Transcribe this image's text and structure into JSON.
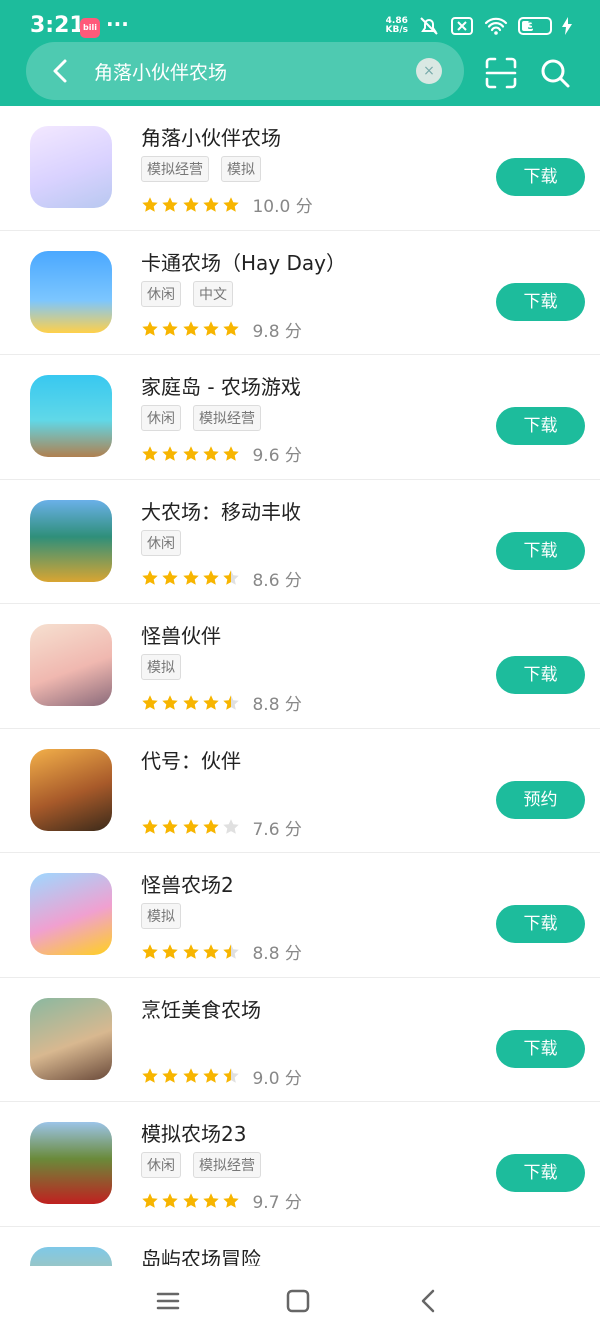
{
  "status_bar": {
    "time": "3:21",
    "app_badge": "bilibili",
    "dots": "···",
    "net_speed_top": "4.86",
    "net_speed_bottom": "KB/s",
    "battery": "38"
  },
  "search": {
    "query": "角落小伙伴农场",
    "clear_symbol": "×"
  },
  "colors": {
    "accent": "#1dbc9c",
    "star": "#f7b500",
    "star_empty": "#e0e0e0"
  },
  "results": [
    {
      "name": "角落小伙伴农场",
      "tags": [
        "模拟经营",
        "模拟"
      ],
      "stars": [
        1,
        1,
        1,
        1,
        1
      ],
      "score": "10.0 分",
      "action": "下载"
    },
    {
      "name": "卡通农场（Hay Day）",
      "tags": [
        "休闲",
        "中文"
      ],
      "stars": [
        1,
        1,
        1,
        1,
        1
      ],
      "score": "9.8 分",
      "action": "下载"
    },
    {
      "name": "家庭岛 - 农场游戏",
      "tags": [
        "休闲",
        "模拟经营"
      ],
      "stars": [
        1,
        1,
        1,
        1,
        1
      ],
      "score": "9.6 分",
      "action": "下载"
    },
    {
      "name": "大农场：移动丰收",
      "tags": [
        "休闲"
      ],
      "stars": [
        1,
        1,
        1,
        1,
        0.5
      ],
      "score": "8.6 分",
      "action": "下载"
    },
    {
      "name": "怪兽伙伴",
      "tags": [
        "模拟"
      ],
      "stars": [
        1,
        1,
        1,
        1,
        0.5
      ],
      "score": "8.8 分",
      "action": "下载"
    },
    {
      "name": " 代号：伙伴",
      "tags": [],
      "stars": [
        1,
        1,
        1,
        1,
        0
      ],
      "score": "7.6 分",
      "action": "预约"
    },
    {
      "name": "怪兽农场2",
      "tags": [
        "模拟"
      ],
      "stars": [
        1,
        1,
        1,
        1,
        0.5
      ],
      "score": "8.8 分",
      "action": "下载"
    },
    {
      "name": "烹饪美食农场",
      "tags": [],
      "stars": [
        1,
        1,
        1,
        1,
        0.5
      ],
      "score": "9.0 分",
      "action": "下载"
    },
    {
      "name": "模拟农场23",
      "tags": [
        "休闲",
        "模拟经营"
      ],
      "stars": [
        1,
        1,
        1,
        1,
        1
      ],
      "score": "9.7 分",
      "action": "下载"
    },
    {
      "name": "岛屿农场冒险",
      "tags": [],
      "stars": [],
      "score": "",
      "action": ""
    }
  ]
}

#### [Your objective]
Except for the pictures, print the data above exactly.

#### [Reply to the exercise]
Transcribe this image's text and structure into JSON.
{
  "status_bar": {
    "time": "3:21",
    "app_badge": "bilibili",
    "dots": "···",
    "net_speed_top": "4.86",
    "net_speed_bottom": "KB/s",
    "battery": "38"
  },
  "search": {
    "query": "角落小伙伴农场",
    "clear_symbol": "×"
  },
  "colors": {
    "accent": "#1dbc9c",
    "star": "#f7b500",
    "star_empty": "#e0e0e0"
  },
  "results": [
    {
      "name": "角落小伙伴农场",
      "tags": [
        "模拟经营",
        "模拟"
      ],
      "stars": [
        1,
        1,
        1,
        1,
        1
      ],
      "score": "10.0 分",
      "action": "下载"
    },
    {
      "name": "卡通农场（Hay Day）",
      "tags": [
        "休闲",
        "中文"
      ],
      "stars": [
        1,
        1,
        1,
        1,
        1
      ],
      "score": "9.8 分",
      "action": "下载"
    },
    {
      "name": "家庭岛 - 农场游戏",
      "tags": [
        "休闲",
        "模拟经营"
      ],
      "stars": [
        1,
        1,
        1,
        1,
        1
      ],
      "score": "9.6 分",
      "action": "下载"
    },
    {
      "name": "大农场：移动丰收",
      "tags": [
        "休闲"
      ],
      "stars": [
        1,
        1,
        1,
        1,
        0.5
      ],
      "score": "8.6 分",
      "action": "下载"
    },
    {
      "name": "怪兽伙伴",
      "tags": [
        "模拟"
      ],
      "stars": [
        1,
        1,
        1,
        1,
        0.5
      ],
      "score": "8.8 分",
      "action": "下载"
    },
    {
      "name": " 代号：伙伴",
      "tags": [],
      "stars": [
        1,
        1,
        1,
        1,
        0
      ],
      "score": "7.6 分",
      "action": "预约"
    },
    {
      "name": "怪兽农场2",
      "tags": [
        "模拟"
      ],
      "stars": [
        1,
        1,
        1,
        1,
        0.5
      ],
      "score": "8.8 分",
      "action": "下载"
    },
    {
      "name": "烹饪美食农场",
      "tags": [],
      "stars": [
        1,
        1,
        1,
        1,
        0.5
      ],
      "score": "9.0 分",
      "action": "下载"
    },
    {
      "name": "模拟农场23",
      "tags": [
        "休闲",
        "模拟经营"
      ],
      "stars": [
        1,
        1,
        1,
        1,
        1
      ],
      "score": "9.7 分",
      "action": "下载"
    },
    {
      "name": "岛屿农场冒险",
      "tags": [],
      "stars": [],
      "score": "",
      "action": ""
    }
  ]
}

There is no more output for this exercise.